THE REQUEST: The records that follow are to be repeated exactly, with the pictures removed.

━━━ THE DATA ━━━

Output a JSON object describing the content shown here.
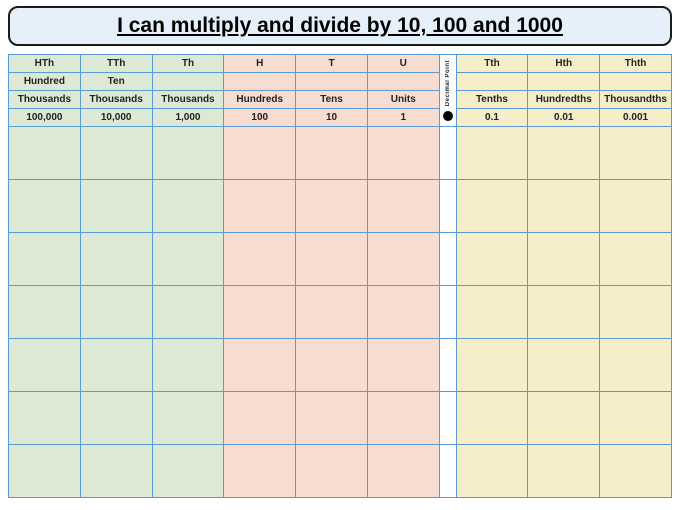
{
  "title": "I can multiply and divide by 10, 100 and 1000",
  "decimal_point_label": "Decimal Point",
  "columns": [
    {
      "short": "HTh",
      "name1": "Hundred",
      "name2": "Thousands",
      "value": "100,000",
      "group": "g1"
    },
    {
      "short": "TTh",
      "name1": "Ten",
      "name2": "Thousands",
      "value": "10,000",
      "group": "g1"
    },
    {
      "short": "Th",
      "name1": "",
      "name2": "Thousands",
      "value": "1,000",
      "group": "g1"
    },
    {
      "short": "H",
      "name1": "",
      "name2": "Hundreds",
      "value": "100",
      "group": "g2"
    },
    {
      "short": "T",
      "name1": "",
      "name2": "Tens",
      "value": "10",
      "group": "g2"
    },
    {
      "short": "U",
      "name1": "",
      "name2": "Units",
      "value": "1",
      "group": "g2"
    },
    {
      "short": "Tth",
      "name1": "",
      "name2": "Tenths",
      "value": "0.1",
      "group": "g3"
    },
    {
      "short": "Hth",
      "name1": "",
      "name2": "Hundredths",
      "value": "0.01",
      "group": "g3"
    },
    {
      "short": "Thth",
      "name1": "",
      "name2": "Thousandths",
      "value": "0.001",
      "group": "g3"
    }
  ],
  "blank_rows": 7,
  "colors": {
    "title_bg": "#e6f0fa",
    "border": "#5b9bd5",
    "group_thousands": "#dde9d4",
    "group_units": "#f7dcd2",
    "group_decimals": "#f5eec8"
  }
}
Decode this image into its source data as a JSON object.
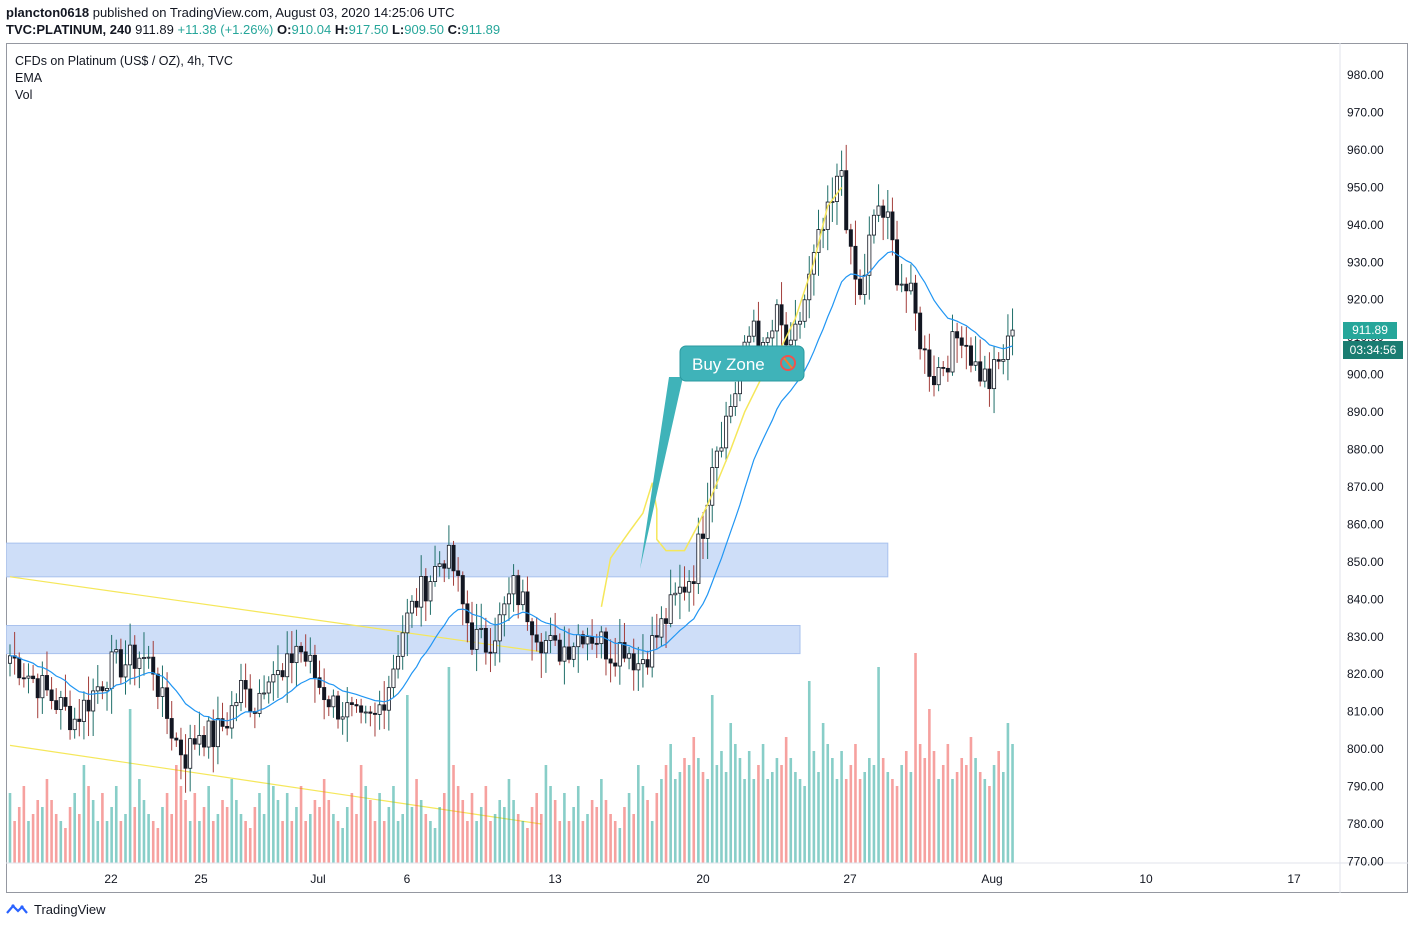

━━━

RESULT BELOW:
Output a JSON object describing the content shown here.
{
  "title": "I can multiply and divide by 10, 100 and 1000",
  "decimal_point_label": "Decimal Point",
  "columns": [
    {
      "short": "HTh",
      "name1": "Hundred",
      "name2": "Thousands",
      "value": "100,000",
      "group": "g1"
    },
    {
      "short": "TTh",
      "name1": "Ten",
      "name2": "Thousands",
      "value": "10,000",
      "group": "g1"
    },
    {
      "short": "Th",
      "name1": "",
      "name2": "Thousands",
      "value": "1,000",
      "group": "g1"
    },
    {
      "short": "H",
      "name1": "",
      "name2": "Hundreds",
      "value": "100",
      "group": "g2"
    },
    {
      "short": "T",
      "name1": "",
      "name2": "Tens",
      "value": "10",
      "group": "g2"
    },
    {
      "short": "U",
      "name1": "",
      "name2": "Units",
      "value": "1",
      "group": "g2"
    },
    {
      "short": "Tth",
      "name1": "",
      "name2": "Tenths",
      "value": "0.1",
      "group": "g3"
    },
    {
      "short": "Hth",
      "name1": "",
      "name2": "Hundredths",
      "value": "0.01",
      "group": "g3"
    },
    {
      "short": "Thth",
      "name1": "",
      "name2": "Thousandths",
      "value": "0.001",
      "group": "g3"
    }
  ],
  "blank_rows": 7,
  "colors": {
    "title_bg": "#e6f0fa",
    "border": "#5b9bd5",
    "group_thousands": "#dde9d4",
    "group_units": "#f7dcd2",
    "group_decimals": "#f5eec8"
  }
}
Decode this image into its source data as a JSON object.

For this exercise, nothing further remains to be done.